Every record that follows should be printed verbatim.

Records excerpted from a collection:
━━━━━━━━━━━━━━━━━━━━━━━━━━━━━━

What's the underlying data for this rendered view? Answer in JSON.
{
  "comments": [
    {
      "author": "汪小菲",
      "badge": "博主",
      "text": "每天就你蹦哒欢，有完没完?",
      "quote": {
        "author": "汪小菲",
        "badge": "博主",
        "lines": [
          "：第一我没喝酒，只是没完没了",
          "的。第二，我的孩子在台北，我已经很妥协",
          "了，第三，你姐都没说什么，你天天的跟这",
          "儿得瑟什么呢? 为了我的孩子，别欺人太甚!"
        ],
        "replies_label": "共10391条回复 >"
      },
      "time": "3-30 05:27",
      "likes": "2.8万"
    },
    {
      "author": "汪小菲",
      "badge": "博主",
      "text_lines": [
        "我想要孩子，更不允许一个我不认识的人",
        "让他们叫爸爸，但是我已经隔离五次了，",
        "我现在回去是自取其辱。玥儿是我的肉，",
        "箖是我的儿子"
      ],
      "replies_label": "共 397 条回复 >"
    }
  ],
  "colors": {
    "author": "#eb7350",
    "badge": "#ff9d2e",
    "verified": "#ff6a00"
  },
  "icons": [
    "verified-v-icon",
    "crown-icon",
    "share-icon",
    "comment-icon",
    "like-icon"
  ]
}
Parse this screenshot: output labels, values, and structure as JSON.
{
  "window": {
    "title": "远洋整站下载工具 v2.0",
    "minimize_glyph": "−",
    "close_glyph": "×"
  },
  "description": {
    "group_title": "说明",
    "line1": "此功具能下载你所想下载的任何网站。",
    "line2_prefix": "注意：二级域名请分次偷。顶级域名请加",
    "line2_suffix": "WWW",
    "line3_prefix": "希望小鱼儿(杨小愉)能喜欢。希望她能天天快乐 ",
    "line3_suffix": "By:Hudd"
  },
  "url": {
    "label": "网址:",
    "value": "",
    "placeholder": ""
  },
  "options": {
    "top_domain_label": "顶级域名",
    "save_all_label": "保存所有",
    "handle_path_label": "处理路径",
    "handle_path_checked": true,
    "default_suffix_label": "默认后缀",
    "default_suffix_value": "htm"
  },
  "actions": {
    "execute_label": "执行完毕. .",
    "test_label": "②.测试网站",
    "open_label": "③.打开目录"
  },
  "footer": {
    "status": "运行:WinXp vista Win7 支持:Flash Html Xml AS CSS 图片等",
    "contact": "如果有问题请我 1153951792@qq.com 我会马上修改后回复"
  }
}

━━━━━━━━━━━━━━━━━━━━━━━━━━━━━━

- Written solution:
What's the underlying data for this rendered view? Answer in JSON.
{
  "comments": [
    {
      "author": "汪小菲",
      "badge": "博主",
      "text": "每天就你蹦哒欢，有完没完?",
      "quote": {
        "author": "汪小菲",
        "badge": "博主",
        "lines": [
          "：第一我没喝酒，只是没完没了",
          "的。第二，我的孩子在台北，我已经很妥协",
          "了，第三，你姐都没说什么，你天天的跟这",
          "儿得瑟什么呢? 为了我的孩子，别欺人太甚!"
        ],
        "replies_label": "共10391条回复 >"
      },
      "time": "3-30 05:27",
      "likes": "2.8万"
    },
    {
      "author": "汪小菲",
      "badge": "博主",
      "text_lines": [
        "我想要孩子，更不允许一个我不认识的人",
        "让他们叫爸爸，但是我已经隔离五次了，",
        "我现在回去是自取其辱。玥儿是我的肉，",
        "箖是我的儿子"
      ],
      "replies_label": "共 397 条回复 >"
    }
  ],
  "colors": {
    "author": "#eb7350",
    "badge": "#ff9d2e",
    "verified": "#ff6a00"
  },
  "icons": [
    "verified-v-icon",
    "crown-icon",
    "share-icon",
    "comment-icon",
    "like-icon"
  ]
}
Parse this screenshot: output labels, values, and structure as JSON.
{
  "window": {
    "title": "远洋整站下载工具 v2.0",
    "minimize_glyph": "−",
    "close_glyph": "×"
  },
  "description": {
    "group_title": "说明",
    "line1": "此功具能下载你所想下载的任何网站。",
    "line2_prefix": "注意：二级域名请分次偷。顶级域名请加",
    "line2_suffix": "WWW",
    "line3_prefix": "希望小鱼儿(杨小愉)能喜欢。希望她能天天快乐 ",
    "line3_suffix": "By:Hudd"
  },
  "url": {
    "label": "网址:",
    "value": "",
    "placeholder": ""
  },
  "options": {
    "top_domain_label": "顶级域名",
    "save_all_label": "保存所有",
    "handle_path_label": "处理路径",
    "handle_path_checked": true,
    "default_suffix_label": "默认后缀",
    "default_suffix_value": "htm"
  },
  "actions": {
    "execute_label": "执行完毕. .",
    "test_label": "②.测试网站",
    "open_label": "③.打开目录"
  },
  "footer": {
    "status": "运行:WinXp vista Win7 支持:Flash Html Xml AS CSS 图片等",
    "contact": "如果有问题请我 1153951792@qq.com 我会马上修改后回复"
  }
}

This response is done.